TASK DESCRIPTION ->
Identify every line in the records below that contains the word "price", and copy each of those lines.

Entries from a dataset:
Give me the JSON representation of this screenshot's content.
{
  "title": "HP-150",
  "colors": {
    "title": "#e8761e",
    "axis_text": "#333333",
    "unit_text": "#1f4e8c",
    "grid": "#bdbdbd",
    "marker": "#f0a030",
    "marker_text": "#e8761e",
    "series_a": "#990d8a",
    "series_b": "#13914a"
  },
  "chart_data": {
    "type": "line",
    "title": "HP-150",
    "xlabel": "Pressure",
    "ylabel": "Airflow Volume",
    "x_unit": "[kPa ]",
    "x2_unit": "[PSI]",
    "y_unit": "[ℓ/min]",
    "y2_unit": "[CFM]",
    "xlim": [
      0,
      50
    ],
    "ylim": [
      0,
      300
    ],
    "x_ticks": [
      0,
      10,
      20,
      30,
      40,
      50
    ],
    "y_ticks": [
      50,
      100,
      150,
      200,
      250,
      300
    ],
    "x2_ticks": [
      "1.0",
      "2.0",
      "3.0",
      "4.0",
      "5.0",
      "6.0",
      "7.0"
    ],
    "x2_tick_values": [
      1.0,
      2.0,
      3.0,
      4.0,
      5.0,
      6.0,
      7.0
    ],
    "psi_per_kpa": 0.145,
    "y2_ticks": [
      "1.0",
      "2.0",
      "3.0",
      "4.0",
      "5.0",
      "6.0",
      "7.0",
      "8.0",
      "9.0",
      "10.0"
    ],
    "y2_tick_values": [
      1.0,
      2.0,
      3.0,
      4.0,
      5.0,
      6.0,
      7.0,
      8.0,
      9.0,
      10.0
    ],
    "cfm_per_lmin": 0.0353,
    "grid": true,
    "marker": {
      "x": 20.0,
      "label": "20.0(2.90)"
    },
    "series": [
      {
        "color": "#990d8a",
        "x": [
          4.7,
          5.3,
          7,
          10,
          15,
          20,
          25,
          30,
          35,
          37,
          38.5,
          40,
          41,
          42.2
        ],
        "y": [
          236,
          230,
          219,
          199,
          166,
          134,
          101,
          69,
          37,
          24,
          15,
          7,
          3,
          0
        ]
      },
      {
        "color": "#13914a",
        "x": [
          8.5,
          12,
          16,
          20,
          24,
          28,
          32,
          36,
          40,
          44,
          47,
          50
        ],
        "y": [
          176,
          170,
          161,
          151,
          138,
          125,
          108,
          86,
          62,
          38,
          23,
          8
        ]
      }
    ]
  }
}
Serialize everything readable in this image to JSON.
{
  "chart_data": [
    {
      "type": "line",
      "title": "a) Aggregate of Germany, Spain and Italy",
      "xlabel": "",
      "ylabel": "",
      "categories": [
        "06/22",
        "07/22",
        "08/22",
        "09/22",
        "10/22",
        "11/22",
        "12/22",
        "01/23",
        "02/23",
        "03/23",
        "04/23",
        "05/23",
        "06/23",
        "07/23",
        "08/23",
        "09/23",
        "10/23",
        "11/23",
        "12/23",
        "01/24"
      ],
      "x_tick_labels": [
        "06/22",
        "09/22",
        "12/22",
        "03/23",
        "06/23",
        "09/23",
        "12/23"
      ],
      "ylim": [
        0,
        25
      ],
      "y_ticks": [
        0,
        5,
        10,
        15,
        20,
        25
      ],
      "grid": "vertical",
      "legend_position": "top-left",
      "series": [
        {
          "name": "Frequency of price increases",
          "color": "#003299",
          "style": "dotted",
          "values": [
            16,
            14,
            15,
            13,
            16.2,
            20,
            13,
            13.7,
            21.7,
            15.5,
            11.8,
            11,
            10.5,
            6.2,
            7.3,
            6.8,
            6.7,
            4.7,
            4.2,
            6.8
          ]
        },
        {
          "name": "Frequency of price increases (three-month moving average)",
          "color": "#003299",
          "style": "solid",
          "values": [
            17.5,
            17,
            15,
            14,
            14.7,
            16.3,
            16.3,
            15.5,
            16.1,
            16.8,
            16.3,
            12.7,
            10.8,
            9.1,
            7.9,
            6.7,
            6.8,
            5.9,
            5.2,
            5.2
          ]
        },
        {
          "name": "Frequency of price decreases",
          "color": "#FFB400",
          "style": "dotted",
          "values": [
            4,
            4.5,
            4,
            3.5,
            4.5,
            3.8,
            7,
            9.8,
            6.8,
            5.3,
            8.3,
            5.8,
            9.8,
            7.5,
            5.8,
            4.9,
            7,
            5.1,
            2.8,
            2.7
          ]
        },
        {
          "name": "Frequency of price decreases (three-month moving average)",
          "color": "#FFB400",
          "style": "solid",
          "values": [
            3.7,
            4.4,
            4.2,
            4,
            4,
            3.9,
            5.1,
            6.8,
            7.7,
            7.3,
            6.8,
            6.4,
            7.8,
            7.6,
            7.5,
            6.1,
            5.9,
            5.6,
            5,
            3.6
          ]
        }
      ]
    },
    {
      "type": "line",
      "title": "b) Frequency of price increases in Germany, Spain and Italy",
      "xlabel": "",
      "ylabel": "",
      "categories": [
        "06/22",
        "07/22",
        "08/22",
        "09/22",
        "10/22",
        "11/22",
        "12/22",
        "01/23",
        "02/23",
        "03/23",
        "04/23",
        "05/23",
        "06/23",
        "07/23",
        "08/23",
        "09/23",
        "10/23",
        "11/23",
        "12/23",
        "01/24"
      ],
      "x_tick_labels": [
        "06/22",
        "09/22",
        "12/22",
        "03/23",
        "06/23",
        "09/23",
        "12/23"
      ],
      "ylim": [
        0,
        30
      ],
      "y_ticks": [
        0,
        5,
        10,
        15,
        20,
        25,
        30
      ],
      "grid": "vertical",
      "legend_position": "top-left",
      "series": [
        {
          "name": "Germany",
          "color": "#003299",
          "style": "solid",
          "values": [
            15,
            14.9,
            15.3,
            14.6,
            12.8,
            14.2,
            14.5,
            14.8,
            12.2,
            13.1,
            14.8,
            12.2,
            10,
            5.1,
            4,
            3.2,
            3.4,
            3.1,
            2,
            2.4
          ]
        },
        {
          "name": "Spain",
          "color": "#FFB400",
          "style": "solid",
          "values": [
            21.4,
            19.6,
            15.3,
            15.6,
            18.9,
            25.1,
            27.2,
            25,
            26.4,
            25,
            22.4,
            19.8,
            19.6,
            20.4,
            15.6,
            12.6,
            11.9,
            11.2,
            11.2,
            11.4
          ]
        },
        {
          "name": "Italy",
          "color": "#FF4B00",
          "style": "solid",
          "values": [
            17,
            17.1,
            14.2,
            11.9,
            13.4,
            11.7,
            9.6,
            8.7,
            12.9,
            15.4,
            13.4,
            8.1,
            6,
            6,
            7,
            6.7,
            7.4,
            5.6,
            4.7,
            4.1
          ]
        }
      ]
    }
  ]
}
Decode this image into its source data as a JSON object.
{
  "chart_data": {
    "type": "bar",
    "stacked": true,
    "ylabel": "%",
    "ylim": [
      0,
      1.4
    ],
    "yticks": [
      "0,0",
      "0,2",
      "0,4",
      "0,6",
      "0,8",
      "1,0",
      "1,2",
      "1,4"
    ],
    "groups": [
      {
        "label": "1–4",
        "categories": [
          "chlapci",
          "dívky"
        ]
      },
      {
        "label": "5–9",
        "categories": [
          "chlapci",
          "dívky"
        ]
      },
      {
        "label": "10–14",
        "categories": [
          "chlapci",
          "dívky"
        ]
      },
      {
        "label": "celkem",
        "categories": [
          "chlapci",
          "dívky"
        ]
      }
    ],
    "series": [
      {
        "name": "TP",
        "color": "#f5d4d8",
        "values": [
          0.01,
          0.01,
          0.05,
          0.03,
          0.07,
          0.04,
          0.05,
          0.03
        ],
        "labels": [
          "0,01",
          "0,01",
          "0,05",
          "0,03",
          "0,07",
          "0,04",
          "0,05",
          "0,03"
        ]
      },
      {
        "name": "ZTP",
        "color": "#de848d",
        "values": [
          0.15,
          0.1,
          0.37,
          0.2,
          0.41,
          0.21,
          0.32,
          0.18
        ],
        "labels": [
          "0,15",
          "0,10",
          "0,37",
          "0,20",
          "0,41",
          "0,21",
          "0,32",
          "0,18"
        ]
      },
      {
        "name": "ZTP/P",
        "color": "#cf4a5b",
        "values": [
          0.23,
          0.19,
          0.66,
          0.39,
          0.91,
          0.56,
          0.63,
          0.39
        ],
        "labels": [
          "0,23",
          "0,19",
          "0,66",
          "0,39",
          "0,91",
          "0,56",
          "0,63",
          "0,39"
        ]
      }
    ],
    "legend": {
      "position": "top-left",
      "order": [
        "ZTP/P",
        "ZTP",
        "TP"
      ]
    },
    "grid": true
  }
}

THE ANSWER ->
          "name": "Frequency of price increases",
          "name": "Frequency of price increases (three-month moving average)",
          "name": "Frequency of price decreases",
          "name": "Frequency of price decreases (three-month moving average)",
      "title": "b) Frequency of price increases in Germany, Spain and Italy",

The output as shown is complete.